Objective ::
Below are the records. List every line holding the word "STEINACH".

:: Extracted entries

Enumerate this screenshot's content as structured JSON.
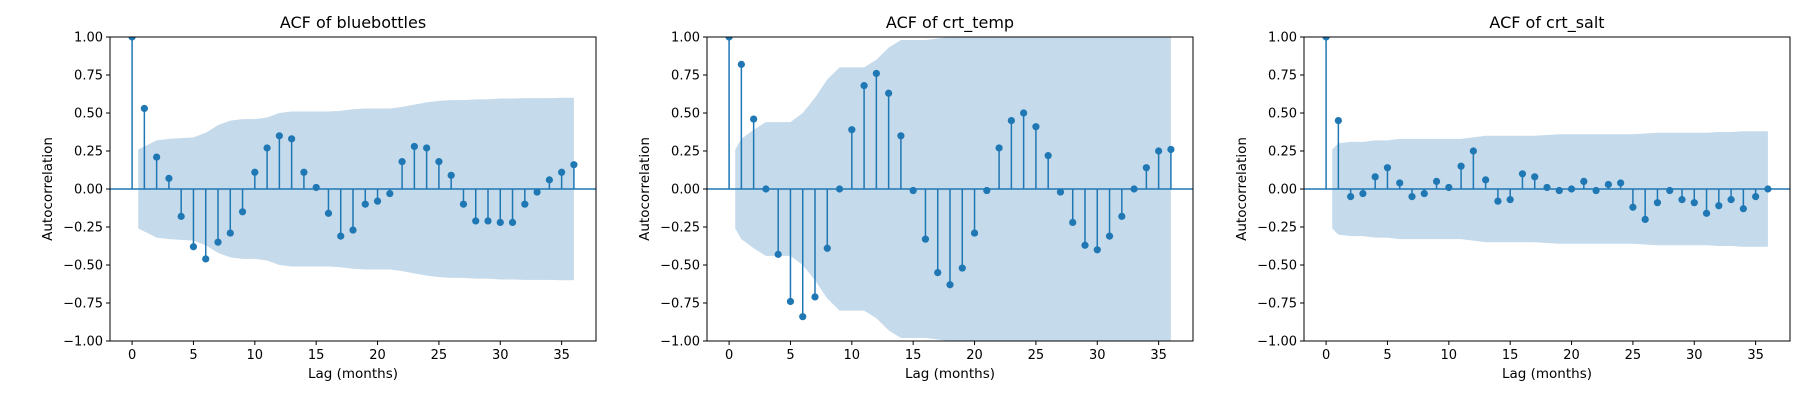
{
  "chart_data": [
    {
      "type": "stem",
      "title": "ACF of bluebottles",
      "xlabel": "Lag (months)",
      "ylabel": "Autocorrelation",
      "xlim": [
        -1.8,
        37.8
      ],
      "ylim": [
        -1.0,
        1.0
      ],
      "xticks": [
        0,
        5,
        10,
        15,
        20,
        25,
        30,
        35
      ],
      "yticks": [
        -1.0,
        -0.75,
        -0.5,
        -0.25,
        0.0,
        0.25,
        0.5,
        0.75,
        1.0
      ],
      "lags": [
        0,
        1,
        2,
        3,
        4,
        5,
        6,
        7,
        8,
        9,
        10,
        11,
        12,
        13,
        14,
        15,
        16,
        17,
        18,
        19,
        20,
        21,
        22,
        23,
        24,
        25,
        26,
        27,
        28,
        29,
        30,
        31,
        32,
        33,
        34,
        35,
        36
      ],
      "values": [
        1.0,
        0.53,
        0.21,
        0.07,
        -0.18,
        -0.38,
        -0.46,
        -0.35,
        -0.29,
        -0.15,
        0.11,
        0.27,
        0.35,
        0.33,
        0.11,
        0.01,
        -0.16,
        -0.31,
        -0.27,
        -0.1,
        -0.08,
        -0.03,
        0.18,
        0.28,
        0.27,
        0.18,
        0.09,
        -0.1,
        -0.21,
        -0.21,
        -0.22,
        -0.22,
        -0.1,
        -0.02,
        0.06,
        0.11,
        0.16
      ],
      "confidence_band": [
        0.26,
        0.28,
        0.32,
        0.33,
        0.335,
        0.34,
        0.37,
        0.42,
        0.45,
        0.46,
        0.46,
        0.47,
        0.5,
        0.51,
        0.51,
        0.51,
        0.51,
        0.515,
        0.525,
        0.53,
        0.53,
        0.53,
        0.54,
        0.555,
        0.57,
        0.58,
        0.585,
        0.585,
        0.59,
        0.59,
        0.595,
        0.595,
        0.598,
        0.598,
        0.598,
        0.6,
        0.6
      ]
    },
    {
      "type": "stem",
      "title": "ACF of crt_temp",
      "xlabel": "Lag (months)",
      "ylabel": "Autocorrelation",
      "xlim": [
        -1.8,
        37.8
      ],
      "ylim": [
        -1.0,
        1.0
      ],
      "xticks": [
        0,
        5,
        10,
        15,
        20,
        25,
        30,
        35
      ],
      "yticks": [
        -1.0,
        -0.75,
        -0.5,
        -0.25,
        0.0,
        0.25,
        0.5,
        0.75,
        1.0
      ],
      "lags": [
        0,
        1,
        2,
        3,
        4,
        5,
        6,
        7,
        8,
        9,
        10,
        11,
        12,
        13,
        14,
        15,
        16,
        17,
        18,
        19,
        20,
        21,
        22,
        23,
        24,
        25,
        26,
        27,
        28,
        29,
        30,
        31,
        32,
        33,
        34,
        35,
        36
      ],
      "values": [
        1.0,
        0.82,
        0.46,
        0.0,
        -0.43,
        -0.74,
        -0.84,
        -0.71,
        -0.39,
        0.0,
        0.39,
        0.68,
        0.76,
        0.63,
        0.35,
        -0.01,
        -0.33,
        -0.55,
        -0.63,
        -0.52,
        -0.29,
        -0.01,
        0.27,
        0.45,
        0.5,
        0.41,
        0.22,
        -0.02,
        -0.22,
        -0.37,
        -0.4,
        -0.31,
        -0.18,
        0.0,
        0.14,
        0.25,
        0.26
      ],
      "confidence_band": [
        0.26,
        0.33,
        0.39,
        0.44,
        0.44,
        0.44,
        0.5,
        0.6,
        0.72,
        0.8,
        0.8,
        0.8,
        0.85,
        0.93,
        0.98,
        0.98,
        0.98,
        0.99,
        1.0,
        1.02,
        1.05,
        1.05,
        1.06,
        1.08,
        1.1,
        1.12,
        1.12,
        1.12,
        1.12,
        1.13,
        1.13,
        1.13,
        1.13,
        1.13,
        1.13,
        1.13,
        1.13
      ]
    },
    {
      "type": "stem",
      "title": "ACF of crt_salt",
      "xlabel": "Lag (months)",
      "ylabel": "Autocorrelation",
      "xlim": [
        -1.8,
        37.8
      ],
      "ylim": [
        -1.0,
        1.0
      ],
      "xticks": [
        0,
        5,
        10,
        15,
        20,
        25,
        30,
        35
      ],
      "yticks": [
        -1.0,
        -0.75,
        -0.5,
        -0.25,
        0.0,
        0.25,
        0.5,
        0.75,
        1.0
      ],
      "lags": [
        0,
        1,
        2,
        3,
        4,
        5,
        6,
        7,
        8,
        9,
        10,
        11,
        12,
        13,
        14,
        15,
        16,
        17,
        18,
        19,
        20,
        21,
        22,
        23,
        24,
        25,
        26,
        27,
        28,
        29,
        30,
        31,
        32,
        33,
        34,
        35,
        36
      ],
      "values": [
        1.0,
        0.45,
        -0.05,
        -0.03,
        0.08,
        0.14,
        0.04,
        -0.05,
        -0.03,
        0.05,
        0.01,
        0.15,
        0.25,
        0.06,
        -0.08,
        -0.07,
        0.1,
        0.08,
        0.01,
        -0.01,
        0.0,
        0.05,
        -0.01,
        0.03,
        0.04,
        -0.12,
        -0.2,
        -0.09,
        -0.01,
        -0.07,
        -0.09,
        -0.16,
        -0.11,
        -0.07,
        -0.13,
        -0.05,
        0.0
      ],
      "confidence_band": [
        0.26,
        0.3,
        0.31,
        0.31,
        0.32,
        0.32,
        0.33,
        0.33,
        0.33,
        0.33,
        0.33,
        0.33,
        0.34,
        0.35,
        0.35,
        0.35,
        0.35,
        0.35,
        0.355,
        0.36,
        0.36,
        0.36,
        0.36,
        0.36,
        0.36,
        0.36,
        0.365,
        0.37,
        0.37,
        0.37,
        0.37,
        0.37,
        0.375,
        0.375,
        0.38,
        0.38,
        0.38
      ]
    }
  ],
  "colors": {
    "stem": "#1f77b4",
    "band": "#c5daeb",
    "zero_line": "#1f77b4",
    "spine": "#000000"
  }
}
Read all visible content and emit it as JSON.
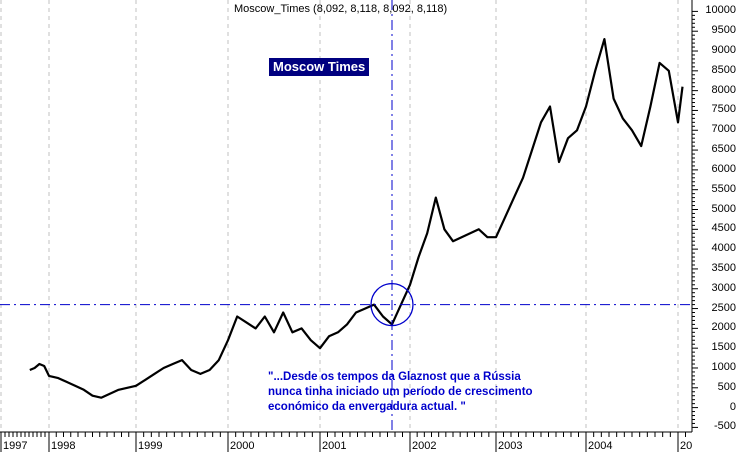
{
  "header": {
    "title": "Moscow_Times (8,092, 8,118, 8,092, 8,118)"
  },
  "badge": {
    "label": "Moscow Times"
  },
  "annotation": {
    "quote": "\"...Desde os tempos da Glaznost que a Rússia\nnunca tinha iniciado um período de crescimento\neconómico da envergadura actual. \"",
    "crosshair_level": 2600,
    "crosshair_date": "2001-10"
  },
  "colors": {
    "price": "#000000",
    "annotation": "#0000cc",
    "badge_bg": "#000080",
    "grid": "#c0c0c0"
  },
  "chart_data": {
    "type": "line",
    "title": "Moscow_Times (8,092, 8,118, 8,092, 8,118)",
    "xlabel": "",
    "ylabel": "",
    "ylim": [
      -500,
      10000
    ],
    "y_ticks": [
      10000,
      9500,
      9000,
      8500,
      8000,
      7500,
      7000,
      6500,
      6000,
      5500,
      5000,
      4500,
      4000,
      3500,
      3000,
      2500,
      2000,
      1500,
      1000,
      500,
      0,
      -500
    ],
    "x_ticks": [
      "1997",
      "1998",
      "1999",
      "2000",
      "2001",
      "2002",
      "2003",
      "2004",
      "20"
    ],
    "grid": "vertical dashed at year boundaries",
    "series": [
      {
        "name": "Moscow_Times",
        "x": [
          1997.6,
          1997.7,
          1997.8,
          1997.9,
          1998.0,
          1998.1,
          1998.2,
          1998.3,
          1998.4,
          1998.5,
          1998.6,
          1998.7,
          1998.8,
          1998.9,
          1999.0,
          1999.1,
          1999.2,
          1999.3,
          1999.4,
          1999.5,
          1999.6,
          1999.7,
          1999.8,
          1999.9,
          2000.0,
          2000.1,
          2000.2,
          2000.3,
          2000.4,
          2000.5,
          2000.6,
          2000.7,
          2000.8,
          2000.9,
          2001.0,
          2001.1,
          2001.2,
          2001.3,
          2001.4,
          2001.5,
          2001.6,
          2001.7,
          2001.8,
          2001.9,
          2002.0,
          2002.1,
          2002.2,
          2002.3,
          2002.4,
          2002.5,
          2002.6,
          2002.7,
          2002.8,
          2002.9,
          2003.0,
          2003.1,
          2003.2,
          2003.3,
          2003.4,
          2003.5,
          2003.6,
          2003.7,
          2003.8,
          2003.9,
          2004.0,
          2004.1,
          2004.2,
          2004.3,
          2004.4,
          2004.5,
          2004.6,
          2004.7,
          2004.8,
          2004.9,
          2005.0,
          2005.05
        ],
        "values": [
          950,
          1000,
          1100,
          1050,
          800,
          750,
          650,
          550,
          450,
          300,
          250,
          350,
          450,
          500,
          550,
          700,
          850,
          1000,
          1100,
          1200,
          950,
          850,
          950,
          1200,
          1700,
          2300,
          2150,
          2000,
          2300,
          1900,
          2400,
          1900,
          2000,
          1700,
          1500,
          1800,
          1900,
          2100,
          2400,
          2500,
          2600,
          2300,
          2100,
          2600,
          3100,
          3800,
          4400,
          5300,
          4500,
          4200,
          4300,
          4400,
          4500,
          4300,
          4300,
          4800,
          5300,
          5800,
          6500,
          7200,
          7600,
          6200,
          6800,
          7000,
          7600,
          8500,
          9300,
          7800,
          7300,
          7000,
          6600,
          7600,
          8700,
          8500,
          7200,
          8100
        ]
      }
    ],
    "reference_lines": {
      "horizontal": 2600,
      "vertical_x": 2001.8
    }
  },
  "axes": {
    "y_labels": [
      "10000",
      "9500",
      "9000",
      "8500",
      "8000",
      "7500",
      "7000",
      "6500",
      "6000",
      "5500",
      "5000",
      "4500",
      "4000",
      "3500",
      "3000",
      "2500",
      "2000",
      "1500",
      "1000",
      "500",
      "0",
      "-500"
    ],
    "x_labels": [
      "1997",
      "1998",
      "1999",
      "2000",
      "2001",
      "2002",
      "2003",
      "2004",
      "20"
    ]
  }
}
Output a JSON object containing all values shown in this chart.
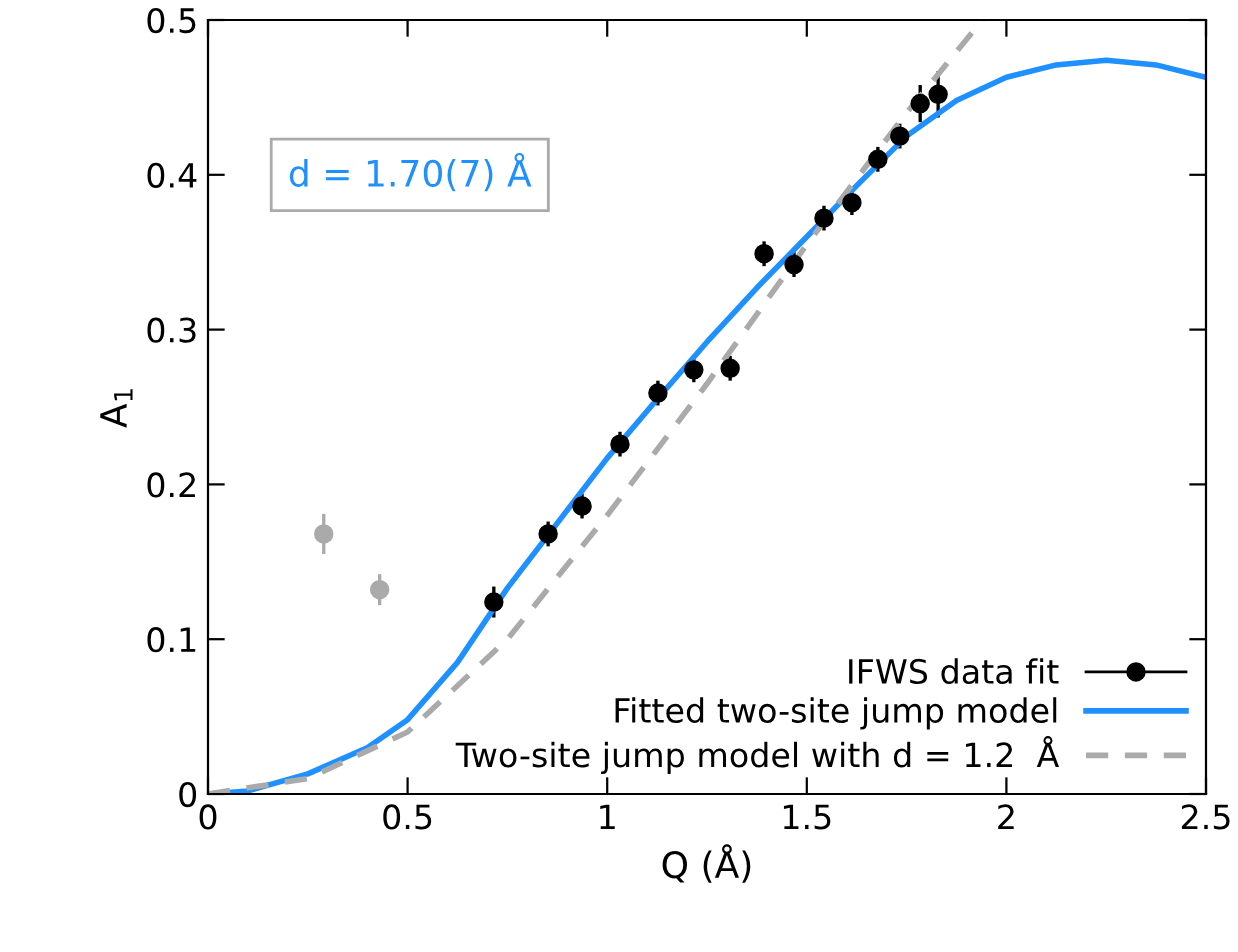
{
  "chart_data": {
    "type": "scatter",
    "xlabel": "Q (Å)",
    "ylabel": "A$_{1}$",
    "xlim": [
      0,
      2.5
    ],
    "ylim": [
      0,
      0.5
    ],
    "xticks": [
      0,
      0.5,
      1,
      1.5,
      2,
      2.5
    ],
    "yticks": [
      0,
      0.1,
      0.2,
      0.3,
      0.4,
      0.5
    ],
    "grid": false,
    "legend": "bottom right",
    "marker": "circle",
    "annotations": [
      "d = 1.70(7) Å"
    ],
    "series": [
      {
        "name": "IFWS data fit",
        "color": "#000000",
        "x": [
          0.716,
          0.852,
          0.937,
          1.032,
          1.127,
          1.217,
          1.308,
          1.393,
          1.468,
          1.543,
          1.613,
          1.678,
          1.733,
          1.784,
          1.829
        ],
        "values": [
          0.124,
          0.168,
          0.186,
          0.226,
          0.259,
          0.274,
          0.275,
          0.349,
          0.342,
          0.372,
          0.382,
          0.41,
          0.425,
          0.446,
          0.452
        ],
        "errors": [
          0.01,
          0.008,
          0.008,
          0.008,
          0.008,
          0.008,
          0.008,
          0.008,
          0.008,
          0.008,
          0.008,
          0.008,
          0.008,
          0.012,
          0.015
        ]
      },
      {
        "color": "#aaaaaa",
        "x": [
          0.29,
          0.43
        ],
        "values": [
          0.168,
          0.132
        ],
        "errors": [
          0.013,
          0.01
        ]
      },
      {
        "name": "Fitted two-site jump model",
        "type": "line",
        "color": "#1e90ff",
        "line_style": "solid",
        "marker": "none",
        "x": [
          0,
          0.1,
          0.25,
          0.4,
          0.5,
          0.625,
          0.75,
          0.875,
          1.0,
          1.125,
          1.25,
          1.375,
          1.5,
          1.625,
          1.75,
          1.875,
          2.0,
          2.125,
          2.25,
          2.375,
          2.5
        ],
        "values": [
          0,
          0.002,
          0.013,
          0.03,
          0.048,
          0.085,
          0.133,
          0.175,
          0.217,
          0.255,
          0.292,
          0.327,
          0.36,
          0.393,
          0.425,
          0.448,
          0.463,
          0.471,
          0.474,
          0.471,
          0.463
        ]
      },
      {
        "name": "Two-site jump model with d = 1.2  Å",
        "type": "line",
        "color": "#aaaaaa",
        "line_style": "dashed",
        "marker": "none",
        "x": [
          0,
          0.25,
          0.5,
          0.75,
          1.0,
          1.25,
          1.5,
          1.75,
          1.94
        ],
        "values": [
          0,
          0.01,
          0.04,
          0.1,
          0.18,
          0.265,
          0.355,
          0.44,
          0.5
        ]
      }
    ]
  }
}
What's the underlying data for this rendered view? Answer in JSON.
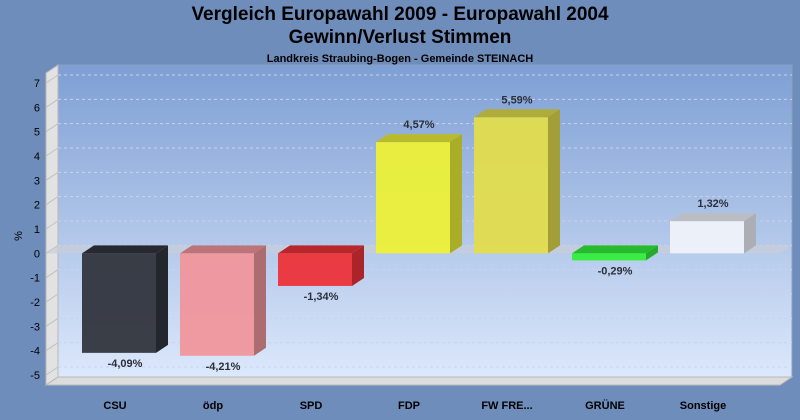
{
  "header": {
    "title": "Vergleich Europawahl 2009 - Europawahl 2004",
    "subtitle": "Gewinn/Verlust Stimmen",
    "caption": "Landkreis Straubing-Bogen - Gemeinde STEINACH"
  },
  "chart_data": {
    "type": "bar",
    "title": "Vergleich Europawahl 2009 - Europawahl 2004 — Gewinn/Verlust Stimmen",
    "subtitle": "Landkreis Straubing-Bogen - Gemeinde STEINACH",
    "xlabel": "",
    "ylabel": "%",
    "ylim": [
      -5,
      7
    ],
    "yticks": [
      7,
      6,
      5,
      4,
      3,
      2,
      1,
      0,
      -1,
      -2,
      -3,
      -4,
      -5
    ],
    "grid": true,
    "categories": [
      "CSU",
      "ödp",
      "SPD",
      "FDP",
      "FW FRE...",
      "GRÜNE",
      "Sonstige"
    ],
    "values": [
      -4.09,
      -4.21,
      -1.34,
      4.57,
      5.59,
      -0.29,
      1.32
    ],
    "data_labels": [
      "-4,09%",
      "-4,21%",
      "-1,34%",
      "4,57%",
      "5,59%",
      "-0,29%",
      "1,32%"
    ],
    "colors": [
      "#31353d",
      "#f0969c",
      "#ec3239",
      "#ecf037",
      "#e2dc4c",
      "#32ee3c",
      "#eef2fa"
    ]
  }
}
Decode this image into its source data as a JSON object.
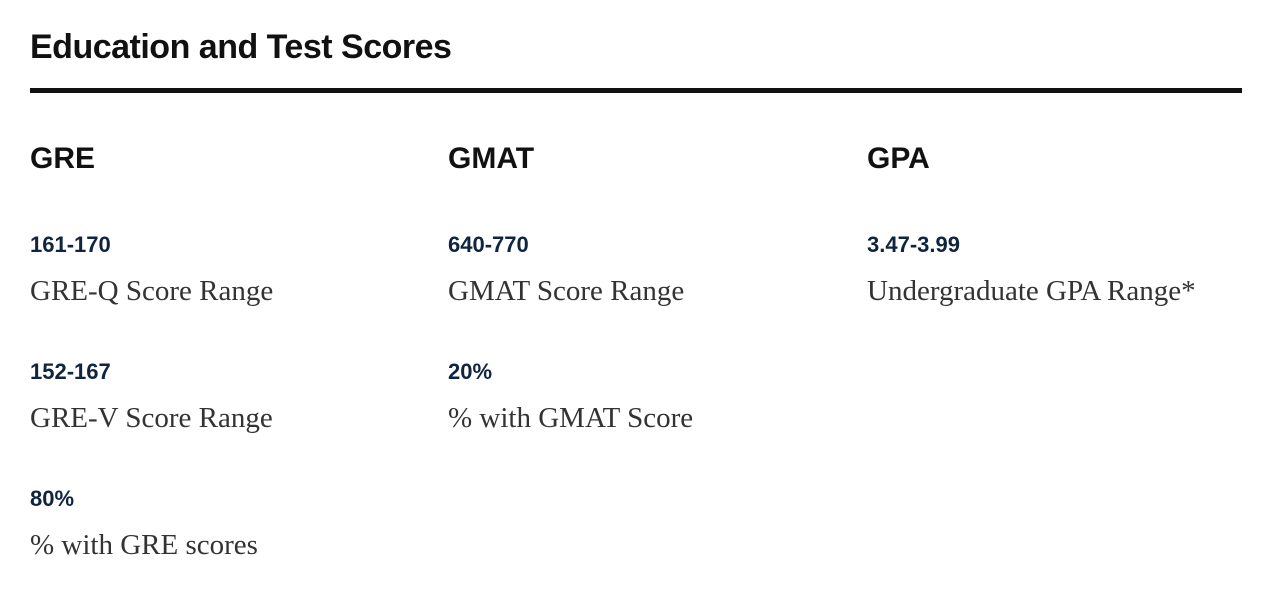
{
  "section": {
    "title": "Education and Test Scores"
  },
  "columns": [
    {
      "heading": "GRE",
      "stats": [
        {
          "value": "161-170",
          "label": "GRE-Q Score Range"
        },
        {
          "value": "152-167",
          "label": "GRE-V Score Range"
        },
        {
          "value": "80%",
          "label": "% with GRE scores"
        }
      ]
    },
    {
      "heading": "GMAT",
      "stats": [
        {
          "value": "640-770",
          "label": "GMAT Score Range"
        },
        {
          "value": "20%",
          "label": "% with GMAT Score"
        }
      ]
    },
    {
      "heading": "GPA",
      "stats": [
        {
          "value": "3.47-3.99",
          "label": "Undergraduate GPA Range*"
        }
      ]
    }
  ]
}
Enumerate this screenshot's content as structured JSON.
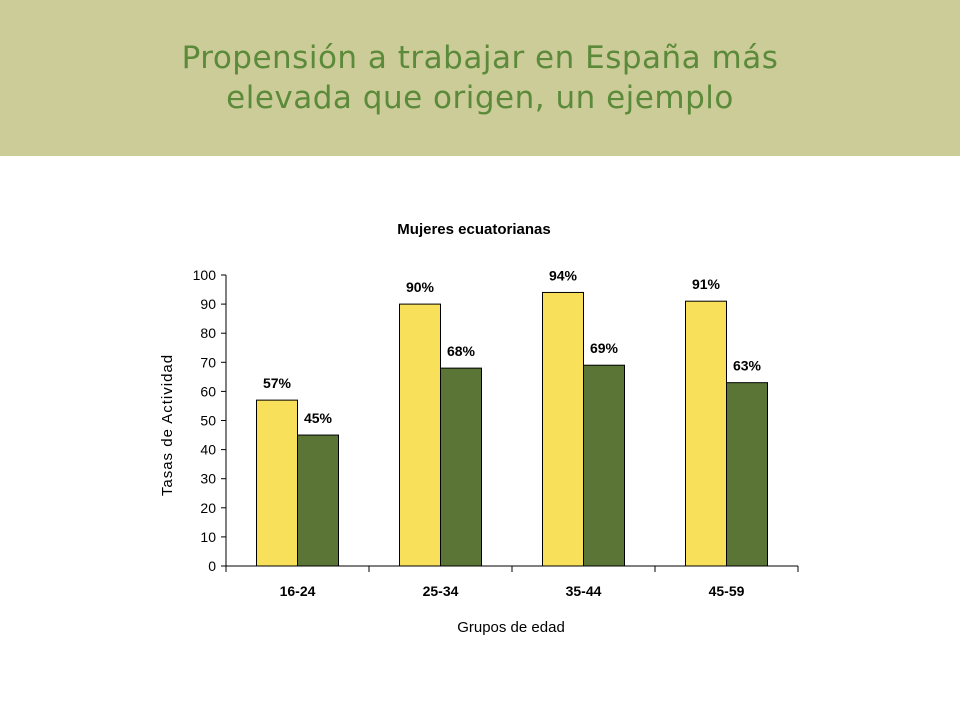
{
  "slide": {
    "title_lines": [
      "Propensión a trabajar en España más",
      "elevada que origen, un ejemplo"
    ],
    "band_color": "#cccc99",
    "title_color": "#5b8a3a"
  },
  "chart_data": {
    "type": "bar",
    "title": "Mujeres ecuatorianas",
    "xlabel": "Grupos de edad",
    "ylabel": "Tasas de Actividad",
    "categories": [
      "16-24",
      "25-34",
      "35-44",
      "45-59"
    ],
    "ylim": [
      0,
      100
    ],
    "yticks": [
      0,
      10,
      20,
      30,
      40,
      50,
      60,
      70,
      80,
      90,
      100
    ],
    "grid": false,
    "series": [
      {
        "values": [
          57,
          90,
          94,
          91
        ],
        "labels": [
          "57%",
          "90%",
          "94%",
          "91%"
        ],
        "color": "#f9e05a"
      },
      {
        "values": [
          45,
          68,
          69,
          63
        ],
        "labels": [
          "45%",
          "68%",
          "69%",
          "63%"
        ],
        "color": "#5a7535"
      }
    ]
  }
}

::::

Final answer ::
    "caption": "Landkreis Straubing-Bogen - Gemeinde STEINACH"
    "subtitle": "Landkreis Straubing-Bogen - Gemeinde STEINACH",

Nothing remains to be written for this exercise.